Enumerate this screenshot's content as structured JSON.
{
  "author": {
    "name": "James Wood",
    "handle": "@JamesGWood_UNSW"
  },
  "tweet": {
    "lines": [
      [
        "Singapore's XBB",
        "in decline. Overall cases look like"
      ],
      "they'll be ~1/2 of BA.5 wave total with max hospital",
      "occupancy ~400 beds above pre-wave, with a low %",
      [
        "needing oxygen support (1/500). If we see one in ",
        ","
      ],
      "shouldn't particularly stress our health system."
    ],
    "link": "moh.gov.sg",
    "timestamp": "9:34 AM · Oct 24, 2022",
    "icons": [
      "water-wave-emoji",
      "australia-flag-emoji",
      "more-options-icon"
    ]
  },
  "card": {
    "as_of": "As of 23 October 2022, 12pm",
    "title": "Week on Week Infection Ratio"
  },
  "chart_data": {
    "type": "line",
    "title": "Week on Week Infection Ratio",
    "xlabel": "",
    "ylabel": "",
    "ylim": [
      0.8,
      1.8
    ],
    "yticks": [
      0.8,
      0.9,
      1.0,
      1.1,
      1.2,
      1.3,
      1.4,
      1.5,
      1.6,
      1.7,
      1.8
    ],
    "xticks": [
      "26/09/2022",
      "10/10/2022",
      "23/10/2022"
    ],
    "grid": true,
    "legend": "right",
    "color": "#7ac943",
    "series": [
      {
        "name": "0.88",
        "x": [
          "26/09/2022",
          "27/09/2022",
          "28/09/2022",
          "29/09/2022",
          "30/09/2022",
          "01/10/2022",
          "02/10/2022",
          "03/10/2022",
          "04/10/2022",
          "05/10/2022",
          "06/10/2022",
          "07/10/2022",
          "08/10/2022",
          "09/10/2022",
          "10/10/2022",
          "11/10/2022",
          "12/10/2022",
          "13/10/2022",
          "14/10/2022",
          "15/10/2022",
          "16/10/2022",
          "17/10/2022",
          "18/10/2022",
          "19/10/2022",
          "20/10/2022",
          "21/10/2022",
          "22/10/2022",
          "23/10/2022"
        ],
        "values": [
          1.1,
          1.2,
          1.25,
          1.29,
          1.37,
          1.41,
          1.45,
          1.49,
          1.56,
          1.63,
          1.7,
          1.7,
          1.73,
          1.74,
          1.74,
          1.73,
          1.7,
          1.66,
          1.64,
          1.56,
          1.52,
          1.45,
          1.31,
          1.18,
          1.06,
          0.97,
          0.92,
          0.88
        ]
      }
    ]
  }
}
········
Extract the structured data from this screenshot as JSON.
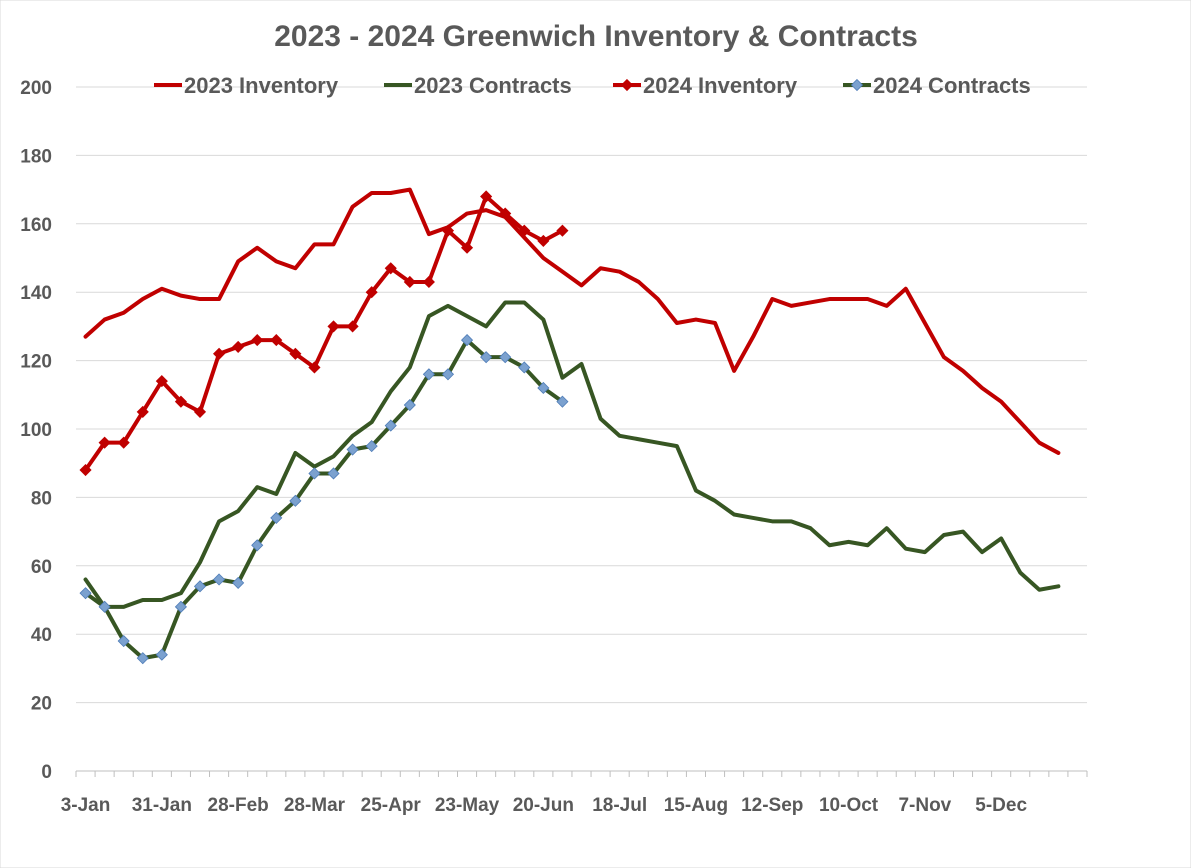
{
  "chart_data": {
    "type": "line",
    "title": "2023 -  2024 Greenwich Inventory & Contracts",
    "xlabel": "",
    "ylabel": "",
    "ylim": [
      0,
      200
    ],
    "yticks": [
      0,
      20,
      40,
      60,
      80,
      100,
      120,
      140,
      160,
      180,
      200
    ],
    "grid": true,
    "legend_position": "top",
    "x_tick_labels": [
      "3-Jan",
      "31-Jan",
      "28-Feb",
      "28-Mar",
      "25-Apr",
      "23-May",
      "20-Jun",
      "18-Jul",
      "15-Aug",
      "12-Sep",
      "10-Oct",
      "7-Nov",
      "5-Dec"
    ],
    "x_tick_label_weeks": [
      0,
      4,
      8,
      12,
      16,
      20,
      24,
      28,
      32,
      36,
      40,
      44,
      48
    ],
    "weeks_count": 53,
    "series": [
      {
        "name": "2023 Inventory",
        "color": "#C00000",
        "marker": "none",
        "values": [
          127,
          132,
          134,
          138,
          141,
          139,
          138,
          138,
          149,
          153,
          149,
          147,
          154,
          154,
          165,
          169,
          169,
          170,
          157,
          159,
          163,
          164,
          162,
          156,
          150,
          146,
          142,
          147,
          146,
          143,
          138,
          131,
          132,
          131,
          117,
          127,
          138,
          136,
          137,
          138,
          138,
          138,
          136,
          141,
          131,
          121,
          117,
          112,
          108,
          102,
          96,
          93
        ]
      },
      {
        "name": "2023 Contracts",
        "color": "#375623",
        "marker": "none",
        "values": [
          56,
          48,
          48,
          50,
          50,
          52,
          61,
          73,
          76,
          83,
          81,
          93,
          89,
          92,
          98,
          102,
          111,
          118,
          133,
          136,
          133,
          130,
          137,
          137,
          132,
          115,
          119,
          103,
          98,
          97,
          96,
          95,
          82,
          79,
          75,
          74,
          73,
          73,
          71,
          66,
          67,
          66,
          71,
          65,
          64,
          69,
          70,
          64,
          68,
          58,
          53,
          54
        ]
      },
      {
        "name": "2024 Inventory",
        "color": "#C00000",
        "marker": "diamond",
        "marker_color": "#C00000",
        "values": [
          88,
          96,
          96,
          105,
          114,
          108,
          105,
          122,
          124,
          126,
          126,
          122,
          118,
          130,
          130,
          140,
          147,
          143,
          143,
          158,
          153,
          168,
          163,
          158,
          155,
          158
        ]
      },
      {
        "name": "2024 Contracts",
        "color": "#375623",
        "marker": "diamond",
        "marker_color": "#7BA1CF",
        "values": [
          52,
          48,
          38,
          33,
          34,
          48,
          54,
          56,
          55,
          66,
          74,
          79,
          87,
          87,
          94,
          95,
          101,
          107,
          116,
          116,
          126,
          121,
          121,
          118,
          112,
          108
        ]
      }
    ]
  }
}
········
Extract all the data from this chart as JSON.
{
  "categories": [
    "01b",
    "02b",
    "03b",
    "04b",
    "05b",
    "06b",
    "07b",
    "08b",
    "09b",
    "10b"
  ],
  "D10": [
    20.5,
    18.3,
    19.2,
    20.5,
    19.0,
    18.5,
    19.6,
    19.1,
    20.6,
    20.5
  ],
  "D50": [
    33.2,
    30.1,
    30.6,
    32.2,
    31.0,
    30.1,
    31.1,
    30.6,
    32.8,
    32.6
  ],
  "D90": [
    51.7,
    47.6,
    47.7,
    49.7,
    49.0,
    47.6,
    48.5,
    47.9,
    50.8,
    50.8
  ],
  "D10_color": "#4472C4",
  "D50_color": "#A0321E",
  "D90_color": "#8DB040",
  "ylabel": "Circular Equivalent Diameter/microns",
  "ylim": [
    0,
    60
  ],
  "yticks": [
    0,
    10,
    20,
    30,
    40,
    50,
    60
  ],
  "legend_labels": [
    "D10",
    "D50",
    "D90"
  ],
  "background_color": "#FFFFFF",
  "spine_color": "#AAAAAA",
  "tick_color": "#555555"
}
········
Select and copy every line of the material that holds the string "Extract".

EXERCISE ANSWER:
Extract the structured data from this screenshot as JSON.
Extract all the data from this chart as JSON.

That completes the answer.